STORED RECORDS ▸
* Begin *

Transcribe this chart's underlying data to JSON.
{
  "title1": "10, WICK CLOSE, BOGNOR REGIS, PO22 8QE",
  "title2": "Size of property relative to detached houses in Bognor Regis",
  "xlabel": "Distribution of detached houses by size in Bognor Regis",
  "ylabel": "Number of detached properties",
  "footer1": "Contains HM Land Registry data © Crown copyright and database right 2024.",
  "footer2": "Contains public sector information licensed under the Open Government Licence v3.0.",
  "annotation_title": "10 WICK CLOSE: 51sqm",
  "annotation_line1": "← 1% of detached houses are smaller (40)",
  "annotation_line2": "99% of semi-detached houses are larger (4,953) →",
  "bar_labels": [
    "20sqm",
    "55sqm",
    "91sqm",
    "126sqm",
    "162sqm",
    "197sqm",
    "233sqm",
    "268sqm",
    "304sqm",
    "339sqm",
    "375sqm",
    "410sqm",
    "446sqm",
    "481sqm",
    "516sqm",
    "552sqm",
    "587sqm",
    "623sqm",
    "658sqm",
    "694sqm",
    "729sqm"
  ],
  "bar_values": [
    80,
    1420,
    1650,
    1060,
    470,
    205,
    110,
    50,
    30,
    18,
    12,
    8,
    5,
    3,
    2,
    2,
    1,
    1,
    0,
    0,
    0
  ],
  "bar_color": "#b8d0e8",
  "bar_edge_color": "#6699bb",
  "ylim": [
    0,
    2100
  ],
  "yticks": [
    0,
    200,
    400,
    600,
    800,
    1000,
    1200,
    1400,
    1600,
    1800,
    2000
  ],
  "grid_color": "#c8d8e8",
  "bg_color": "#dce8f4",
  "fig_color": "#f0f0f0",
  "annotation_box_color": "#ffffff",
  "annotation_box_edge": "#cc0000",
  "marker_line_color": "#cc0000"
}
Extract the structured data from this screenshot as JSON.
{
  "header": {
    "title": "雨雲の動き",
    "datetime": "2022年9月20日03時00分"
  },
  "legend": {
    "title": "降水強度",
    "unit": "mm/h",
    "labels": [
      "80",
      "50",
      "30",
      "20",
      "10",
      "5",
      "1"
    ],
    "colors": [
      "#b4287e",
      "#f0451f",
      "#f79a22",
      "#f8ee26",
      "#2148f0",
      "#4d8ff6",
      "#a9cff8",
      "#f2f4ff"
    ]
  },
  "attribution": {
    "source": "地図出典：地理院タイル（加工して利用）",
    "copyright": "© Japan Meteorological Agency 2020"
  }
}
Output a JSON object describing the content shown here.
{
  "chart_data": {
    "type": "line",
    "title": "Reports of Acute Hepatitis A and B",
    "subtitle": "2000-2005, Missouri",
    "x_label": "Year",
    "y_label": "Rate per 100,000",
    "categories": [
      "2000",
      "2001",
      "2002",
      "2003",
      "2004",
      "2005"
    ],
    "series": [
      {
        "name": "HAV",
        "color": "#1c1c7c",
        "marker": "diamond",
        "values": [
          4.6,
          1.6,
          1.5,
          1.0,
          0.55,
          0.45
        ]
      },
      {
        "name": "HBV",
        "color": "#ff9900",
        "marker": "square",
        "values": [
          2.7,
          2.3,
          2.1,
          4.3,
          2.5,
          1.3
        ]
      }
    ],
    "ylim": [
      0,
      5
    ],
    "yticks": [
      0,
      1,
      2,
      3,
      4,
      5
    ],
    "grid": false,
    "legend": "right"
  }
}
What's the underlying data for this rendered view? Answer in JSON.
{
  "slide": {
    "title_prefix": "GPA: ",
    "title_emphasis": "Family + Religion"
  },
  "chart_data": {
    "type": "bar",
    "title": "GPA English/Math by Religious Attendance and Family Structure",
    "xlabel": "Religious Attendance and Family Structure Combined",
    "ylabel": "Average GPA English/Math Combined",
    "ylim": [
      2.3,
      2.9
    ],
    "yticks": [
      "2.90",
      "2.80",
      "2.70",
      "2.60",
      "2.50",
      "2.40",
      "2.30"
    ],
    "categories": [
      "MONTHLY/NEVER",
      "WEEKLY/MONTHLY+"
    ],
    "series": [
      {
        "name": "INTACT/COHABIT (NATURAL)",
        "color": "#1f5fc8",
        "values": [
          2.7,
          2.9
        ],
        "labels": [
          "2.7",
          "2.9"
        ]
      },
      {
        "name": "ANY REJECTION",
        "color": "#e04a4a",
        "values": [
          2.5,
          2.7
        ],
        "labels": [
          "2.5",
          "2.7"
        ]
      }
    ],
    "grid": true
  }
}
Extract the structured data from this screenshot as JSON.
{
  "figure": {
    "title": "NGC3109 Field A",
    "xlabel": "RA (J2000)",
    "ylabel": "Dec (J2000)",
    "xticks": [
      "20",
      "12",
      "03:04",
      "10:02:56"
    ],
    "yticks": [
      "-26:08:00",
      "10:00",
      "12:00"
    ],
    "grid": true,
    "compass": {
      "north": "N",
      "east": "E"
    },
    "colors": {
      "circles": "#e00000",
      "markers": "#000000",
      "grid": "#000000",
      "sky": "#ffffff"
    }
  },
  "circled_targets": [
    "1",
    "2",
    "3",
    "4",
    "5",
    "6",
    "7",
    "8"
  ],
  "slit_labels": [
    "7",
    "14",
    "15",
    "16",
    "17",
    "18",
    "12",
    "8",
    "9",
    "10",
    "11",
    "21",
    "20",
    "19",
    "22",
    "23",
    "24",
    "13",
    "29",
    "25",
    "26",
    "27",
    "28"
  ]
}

* End *

EXERCISE ▸ Please output the entire listing exactly as it stands.

THE RESPONSE ▸
Transcribe this chart's underlying data to JSON.
{
  "title1": "10, WICK CLOSE, BOGNOR REGIS, PO22 8QE",
  "title2": "Size of property relative to detached houses in Bognor Regis",
  "xlabel": "Distribution of detached houses by size in Bognor Regis",
  "ylabel": "Number of detached properties",
  "footer1": "Contains HM Land Registry data © Crown copyright and database right 2024.",
  "footer2": "Contains public sector information licensed under the Open Government Licence v3.0.",
  "annotation_title": "10 WICK CLOSE: 51sqm",
  "annotation_line1": "← 1% of detached houses are smaller (40)",
  "annotation_line2": "99% of semi-detached houses are larger (4,953) →",
  "bar_labels": [
    "20sqm",
    "55sqm",
    "91sqm",
    "126sqm",
    "162sqm",
    "197sqm",
    "233sqm",
    "268sqm",
    "304sqm",
    "339sqm",
    "375sqm",
    "410sqm",
    "446sqm",
    "481sqm",
    "516sqm",
    "552sqm",
    "587sqm",
    "623sqm",
    "658sqm",
    "694sqm",
    "729sqm"
  ],
  "bar_values": [
    80,
    1420,
    1650,
    1060,
    470,
    205,
    110,
    50,
    30,
    18,
    12,
    8,
    5,
    3,
    2,
    2,
    1,
    1,
    0,
    0,
    0
  ],
  "bar_color": "#b8d0e8",
  "bar_edge_color": "#6699bb",
  "ylim": [
    0,
    2100
  ],
  "yticks": [
    0,
    200,
    400,
    600,
    800,
    1000,
    1200,
    1400,
    1600,
    1800,
    2000
  ],
  "grid_color": "#c8d8e8",
  "bg_color": "#dce8f4",
  "fig_color": "#f0f0f0",
  "annotation_box_color": "#ffffff",
  "annotation_box_edge": "#cc0000",
  "marker_line_color": "#cc0000"
}
Extract the structured data from this screenshot as JSON.
{
  "header": {
    "title": "雨雲の動き",
    "datetime": "2022年9月20日03時00分"
  },
  "legend": {
    "title": "降水強度",
    "unit": "mm/h",
    "labels": [
      "80",
      "50",
      "30",
      "20",
      "10",
      "5",
      "1"
    ],
    "colors": [
      "#b4287e",
      "#f0451f",
      "#f79a22",
      "#f8ee26",
      "#2148f0",
      "#4d8ff6",
      "#a9cff8",
      "#f2f4ff"
    ]
  },
  "attribution": {
    "source": "地図出典：地理院タイル（加工して利用）",
    "copyright": "© Japan Meteorological Agency 2020"
  }
}
Output a JSON object describing the content shown here.
{
  "chart_data": {
    "type": "line",
    "title": "Reports of Acute Hepatitis A and B",
    "subtitle": "2000-2005, Missouri",
    "x_label": "Year",
    "y_label": "Rate per 100,000",
    "categories": [
      "2000",
      "2001",
      "2002",
      "2003",
      "2004",
      "2005"
    ],
    "series": [
      {
        "name": "HAV",
        "color": "#1c1c7c",
        "marker": "diamond",
        "values": [
          4.6,
          1.6,
          1.5,
          1.0,
          0.55,
          0.45
        ]
      },
      {
        "name": "HBV",
        "color": "#ff9900",
        "marker": "square",
        "values": [
          2.7,
          2.3,
          2.1,
          4.3,
          2.5,
          1.3
        ]
      }
    ],
    "ylim": [
      0,
      5
    ],
    "yticks": [
      0,
      1,
      2,
      3,
      4,
      5
    ],
    "grid": false,
    "legend": "right"
  }
}
What's the underlying data for this rendered view? Answer in JSON.
{
  "slide": {
    "title_prefix": "GPA: ",
    "title_emphasis": "Family + Religion"
  },
  "chart_data": {
    "type": "bar",
    "title": "GPA English/Math by Religious Attendance and Family Structure",
    "xlabel": "Religious Attendance and Family Structure Combined",
    "ylabel": "Average GPA English/Math Combined",
    "ylim": [
      2.3,
      2.9
    ],
    "yticks": [
      "2.90",
      "2.80",
      "2.70",
      "2.60",
      "2.50",
      "2.40",
      "2.30"
    ],
    "categories": [
      "MONTHLY/NEVER",
      "WEEKLY/MONTHLY+"
    ],
    "series": [
      {
        "name": "INTACT/COHABIT (NATURAL)",
        "color": "#1f5fc8",
        "values": [
          2.7,
          2.9
        ],
        "labels": [
          "2.7",
          "2.9"
        ]
      },
      {
        "name": "ANY REJECTION",
        "color": "#e04a4a",
        "values": [
          2.5,
          2.7
        ],
        "labels": [
          "2.5",
          "2.7"
        ]
      }
    ],
    "grid": true
  }
}
Extract the structured data from this screenshot as JSON.
{
  "figure": {
    "title": "NGC3109 Field A",
    "xlabel": "RA (J2000)",
    "ylabel": "Dec (J2000)",
    "xticks": [
      "20",
      "12",
      "03:04",
      "10:02:56"
    ],
    "yticks": [
      "-26:08:00",
      "10:00",
      "12:00"
    ],
    "grid": true,
    "compass": {
      "north": "N",
      "east": "E"
    },
    "colors": {
      "circles": "#e00000",
      "markers": "#000000",
      "grid": "#000000",
      "sky": "#ffffff"
    }
  },
  "circled_targets": [
    "1",
    "2",
    "3",
    "4",
    "5",
    "6",
    "7",
    "8"
  ],
  "slit_labels": [
    "7",
    "14",
    "15",
    "16",
    "17",
    "18",
    "12",
    "8",
    "9",
    "10",
    "11",
    "21",
    "20",
    "19",
    "22",
    "23",
    "24",
    "13",
    "29",
    "25",
    "26",
    "27",
    "28"
  ]
}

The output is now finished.